* **WHAT YOU NEED TO DO**
From the thread about the mislabeled H2O data file, reproduce word for word the part that opens with the words containing "So @ebknudsen I" and closes with "add that info.".

Open anicecloud opened 5 months ago

anicecloud commented 5 months ago

Good afternoon, when experimenting with the tool we noticed that the data labeled as H2O (mcxtrace-comps/data/H2O.txt) seems to actually be a duplicate of the h2o2 (mcxtrace-comps/data/h2o2.dat).

willend commented 5 months ago

@anicecloud thank you, I have just inspected the data dir - I confirm this is the case, and that is of course not right!

I noticed on the other hand there are two 2-column files called H2O_hot.txt and H2O_cold.txt (without any evident definition of hot / cold, but I am guessing ambient temperature and ~ boiling perhaps?) - try if they make better sense?

@farhi or @ebknudsen could you remind a poor neutron-guy the origin of these .txt files? :-) And perhaps help enriching with some header-information etc.? ;-)

ebknudsen commented 5 months ago

H2O_hot.txt and H2O_cold.txt hail from a Pump-probe experiment so it is ambient, and somewhat hotter than that. Off the top of my head I can't remember exactly how hot hot is. I think I can figure it out though by digging a bit. Of course the H2O/H2O2-confusion is a mistake. They should not be identical.

willend commented 5 months ago

So @ebknudsen I take it copying H2O_cold.txt over H2O.txt and adding a header to both indicating "water at ambient temperature" would be a reasonable correction?

ebknudsen commented 5 months ago

Nope - they are two different things in the sense that H2O_cold contains scattering in terms of p as a function of q, whereas H2O.txt was intended to table absorption coefficient as a function of E. This is obviously not clear from the numbers in the files. There should be some header to the two files. Someone (as in @ebknudsen, i.e. me) should add that info.

* **GIVEN RECORDS**
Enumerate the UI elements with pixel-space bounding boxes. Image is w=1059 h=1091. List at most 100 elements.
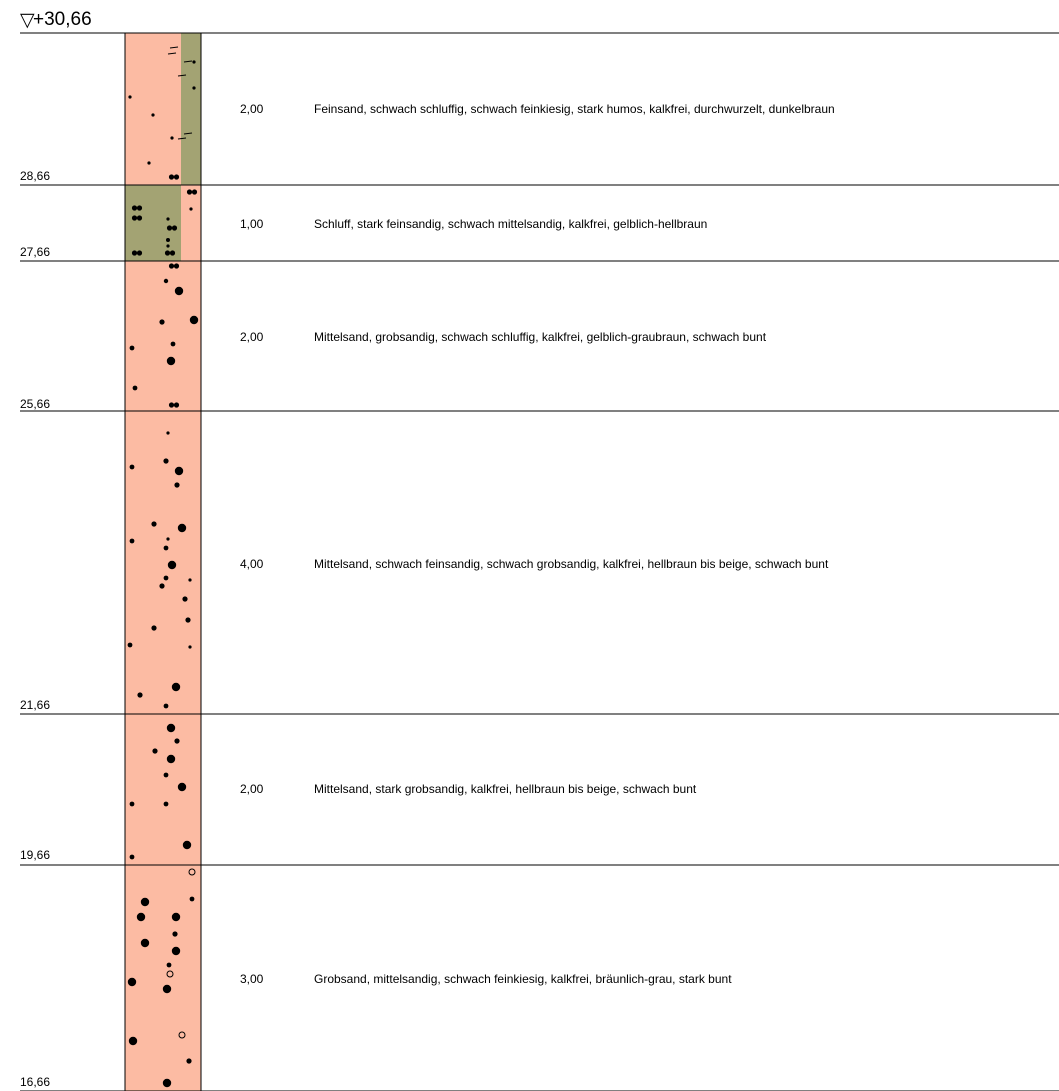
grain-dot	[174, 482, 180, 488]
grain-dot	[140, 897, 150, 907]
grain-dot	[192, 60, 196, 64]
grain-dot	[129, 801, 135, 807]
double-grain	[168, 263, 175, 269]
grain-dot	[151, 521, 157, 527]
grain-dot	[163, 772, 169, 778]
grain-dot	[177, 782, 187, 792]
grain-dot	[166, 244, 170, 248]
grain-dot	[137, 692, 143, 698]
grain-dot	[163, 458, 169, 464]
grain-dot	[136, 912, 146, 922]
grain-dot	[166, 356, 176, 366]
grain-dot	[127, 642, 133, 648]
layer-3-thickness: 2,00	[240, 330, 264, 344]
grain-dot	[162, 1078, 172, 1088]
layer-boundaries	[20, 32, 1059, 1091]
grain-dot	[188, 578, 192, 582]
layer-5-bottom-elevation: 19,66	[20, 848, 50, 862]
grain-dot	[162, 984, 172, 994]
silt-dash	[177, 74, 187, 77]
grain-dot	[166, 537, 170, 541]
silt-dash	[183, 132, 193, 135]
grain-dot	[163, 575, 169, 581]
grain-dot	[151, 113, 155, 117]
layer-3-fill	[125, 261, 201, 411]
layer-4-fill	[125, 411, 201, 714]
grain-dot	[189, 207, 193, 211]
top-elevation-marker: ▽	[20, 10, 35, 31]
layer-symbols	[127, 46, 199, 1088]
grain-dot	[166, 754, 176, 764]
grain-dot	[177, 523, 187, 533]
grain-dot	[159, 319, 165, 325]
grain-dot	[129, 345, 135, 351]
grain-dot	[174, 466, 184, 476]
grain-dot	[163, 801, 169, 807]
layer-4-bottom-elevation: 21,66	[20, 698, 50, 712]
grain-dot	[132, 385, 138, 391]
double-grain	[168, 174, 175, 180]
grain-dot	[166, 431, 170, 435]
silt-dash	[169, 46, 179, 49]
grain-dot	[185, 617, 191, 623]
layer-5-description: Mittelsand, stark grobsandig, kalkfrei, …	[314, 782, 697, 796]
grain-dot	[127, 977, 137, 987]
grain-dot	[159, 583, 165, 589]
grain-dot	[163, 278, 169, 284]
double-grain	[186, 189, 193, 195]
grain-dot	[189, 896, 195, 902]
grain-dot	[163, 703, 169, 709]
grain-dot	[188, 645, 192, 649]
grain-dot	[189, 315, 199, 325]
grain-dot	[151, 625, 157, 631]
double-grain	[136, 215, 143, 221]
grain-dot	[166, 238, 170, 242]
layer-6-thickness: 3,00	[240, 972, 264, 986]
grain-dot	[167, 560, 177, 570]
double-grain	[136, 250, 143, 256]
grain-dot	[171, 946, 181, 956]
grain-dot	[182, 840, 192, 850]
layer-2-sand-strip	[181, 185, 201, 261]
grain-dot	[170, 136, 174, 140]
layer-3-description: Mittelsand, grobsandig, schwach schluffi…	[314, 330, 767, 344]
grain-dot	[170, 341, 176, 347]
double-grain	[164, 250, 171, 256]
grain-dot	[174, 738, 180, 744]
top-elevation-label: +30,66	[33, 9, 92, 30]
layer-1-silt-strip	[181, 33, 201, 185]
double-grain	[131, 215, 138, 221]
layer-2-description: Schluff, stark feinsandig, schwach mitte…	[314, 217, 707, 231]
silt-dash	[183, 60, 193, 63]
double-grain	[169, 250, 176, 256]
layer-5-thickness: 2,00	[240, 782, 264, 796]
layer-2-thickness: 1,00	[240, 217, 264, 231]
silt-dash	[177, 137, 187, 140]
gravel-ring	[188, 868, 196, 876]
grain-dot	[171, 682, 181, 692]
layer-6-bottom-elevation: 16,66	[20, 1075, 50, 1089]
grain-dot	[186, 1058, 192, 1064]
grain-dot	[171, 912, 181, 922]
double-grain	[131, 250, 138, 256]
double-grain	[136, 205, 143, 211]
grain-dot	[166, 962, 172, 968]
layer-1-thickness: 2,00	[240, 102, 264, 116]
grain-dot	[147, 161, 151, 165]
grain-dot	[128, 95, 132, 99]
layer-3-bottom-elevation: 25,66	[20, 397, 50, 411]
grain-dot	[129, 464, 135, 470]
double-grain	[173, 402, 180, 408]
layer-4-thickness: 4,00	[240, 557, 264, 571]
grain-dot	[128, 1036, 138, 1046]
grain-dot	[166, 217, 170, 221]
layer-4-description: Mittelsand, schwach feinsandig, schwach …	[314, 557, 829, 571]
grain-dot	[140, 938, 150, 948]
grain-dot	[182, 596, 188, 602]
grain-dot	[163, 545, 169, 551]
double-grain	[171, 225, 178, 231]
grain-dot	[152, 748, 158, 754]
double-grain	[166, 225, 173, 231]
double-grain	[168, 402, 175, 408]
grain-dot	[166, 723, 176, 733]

* **OUTPUT BELOW**
So @ebknudsen I take it copying H2O_cold.txt over H2O.txt and adding a header to both indicating "water at ambient temperature" would be a reasonable correction?

ebknudsen commented 5 months ago

Nope - they are two different things in the sense that H2O_cold contains scattering in terms of p as a function of q, whereas H2O.txt was intended to table absorption coefficient as a function of E. This is obviously not clear from the numbers in the files. There should be some header to the two files. Someone (as in @ebknudsen, i.e. me) should add that info.